_What is being asked_. Check each line of the data for "text" and select those that have it.

_Records for the task_.

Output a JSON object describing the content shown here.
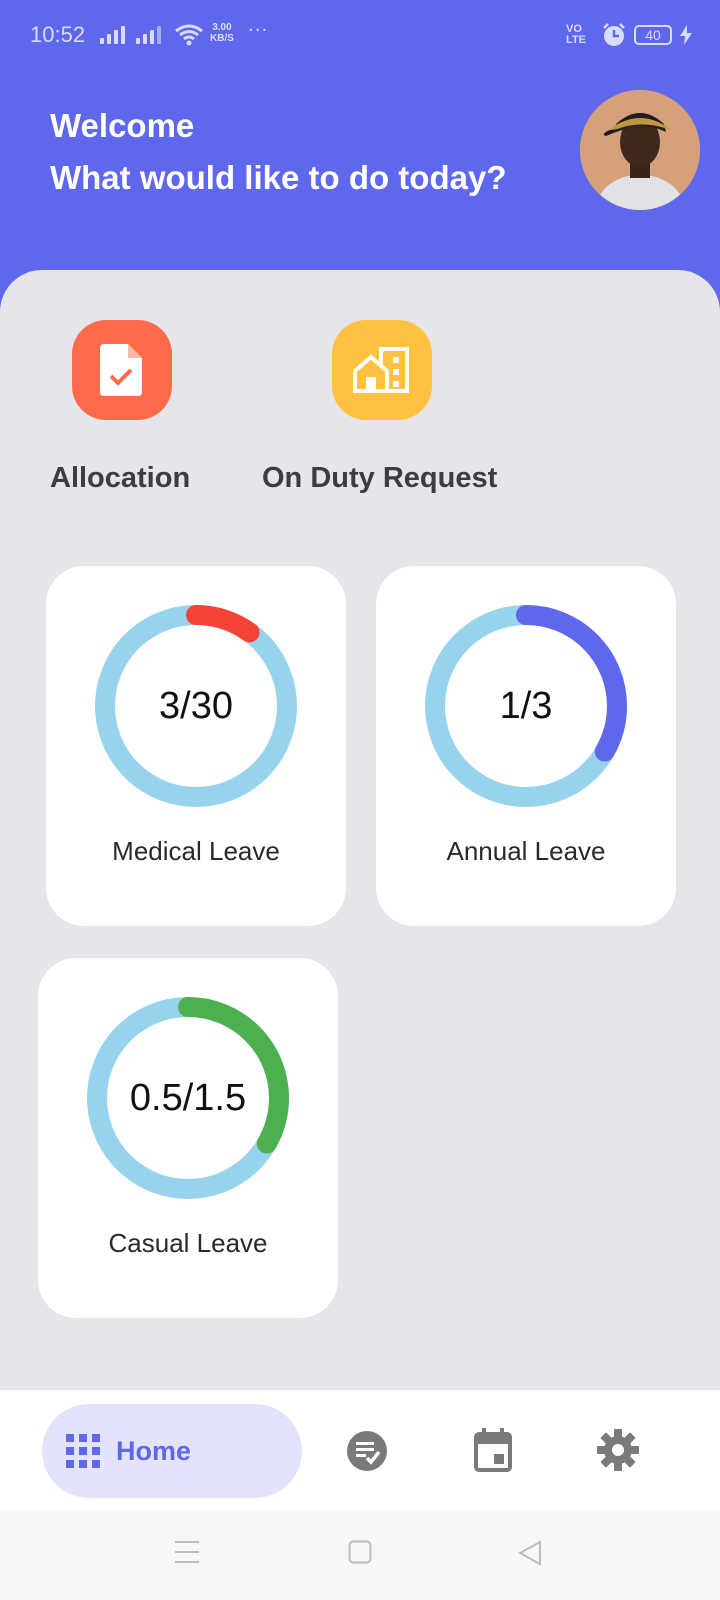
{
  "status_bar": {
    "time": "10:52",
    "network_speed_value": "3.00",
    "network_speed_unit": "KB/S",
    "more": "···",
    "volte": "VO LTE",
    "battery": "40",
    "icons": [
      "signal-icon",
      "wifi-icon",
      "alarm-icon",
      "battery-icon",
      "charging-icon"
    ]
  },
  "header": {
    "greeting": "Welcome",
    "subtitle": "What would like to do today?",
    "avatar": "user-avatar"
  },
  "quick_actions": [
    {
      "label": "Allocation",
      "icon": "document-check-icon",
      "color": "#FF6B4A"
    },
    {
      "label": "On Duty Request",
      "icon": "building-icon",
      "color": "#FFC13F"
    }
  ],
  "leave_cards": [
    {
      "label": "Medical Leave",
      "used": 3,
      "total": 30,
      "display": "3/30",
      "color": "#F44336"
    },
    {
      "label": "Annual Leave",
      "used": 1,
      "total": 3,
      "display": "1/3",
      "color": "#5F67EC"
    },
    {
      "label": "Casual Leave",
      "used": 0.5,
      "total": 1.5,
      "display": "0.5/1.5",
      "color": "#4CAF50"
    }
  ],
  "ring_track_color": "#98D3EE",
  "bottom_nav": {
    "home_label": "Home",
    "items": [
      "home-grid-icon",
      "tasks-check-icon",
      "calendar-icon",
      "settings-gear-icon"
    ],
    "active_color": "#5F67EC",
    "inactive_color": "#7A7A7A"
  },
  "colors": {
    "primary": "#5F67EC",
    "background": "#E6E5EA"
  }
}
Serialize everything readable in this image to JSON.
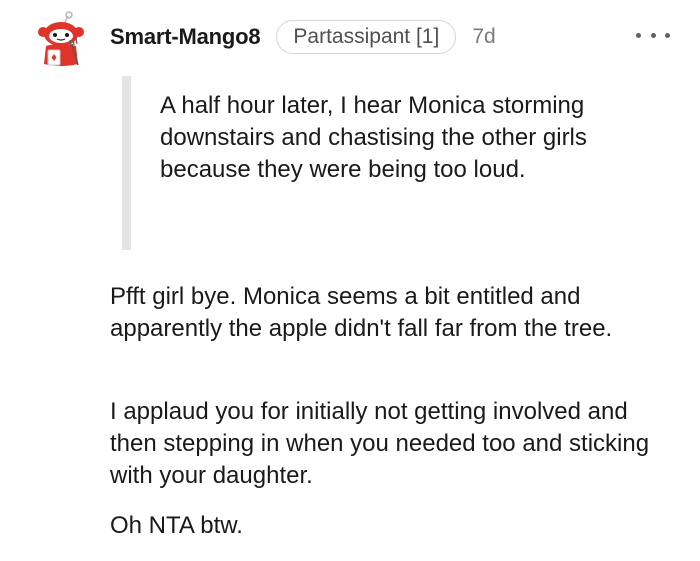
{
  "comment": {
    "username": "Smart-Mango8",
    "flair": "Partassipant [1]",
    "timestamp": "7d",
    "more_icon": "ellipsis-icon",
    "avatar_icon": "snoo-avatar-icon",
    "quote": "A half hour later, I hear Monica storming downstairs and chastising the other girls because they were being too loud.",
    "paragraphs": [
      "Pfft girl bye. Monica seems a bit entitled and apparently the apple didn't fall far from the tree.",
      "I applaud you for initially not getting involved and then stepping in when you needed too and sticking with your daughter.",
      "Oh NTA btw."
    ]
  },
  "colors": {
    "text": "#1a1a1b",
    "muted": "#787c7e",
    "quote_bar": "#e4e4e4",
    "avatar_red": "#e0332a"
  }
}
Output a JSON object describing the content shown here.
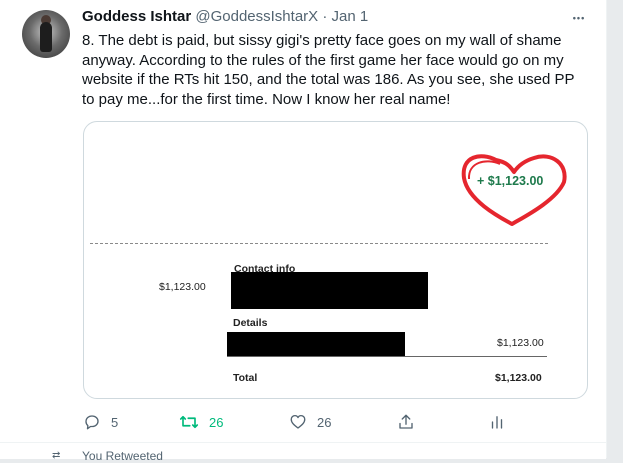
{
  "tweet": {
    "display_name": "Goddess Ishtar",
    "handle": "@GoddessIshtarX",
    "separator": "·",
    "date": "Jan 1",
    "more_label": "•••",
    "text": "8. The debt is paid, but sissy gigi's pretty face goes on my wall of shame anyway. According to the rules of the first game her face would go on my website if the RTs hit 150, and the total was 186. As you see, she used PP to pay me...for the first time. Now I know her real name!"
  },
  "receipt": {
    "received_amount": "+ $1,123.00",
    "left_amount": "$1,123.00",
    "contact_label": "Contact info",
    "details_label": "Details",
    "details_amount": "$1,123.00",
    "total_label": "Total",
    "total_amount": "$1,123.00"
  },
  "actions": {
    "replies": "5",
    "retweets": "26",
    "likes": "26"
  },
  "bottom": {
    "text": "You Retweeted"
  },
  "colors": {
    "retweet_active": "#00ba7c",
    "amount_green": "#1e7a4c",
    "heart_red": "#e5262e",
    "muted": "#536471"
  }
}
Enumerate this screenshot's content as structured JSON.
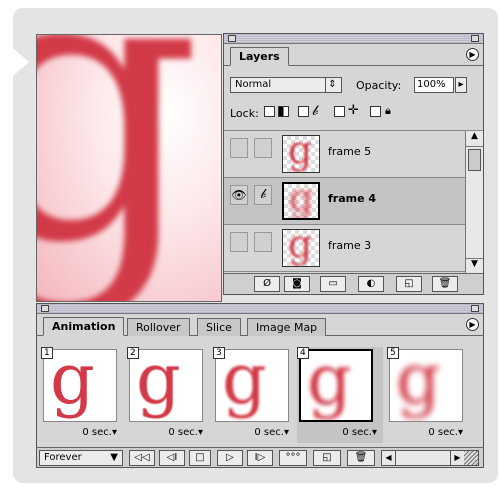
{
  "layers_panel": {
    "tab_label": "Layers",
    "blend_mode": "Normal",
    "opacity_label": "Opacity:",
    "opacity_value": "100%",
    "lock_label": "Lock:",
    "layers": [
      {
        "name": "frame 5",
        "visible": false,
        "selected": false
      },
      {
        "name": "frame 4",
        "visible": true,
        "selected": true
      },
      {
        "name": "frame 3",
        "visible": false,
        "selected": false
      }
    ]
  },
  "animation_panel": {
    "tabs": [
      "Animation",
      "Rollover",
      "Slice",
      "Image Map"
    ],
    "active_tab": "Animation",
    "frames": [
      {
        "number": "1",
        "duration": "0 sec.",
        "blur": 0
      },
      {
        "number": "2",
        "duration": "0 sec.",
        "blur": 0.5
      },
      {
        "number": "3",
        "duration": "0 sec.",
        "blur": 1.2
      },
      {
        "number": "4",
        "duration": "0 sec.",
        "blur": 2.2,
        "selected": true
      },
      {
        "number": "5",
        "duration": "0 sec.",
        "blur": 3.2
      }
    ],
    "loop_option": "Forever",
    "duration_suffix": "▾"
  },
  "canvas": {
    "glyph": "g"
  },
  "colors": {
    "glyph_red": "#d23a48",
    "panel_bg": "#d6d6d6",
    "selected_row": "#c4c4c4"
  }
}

_Answer in full_.
    "text": "#1a1a1b",
    "text": "8. The debt is paid, but sissy gigi's pretty face goes on my wall of shame anyway. According to the rules of the first game her face would go on my website if the RTs hit 150, and the total was 186. As you see, she used PP to pay me...for the first time. Now I know her real name!"
    "text": "You Retweeted"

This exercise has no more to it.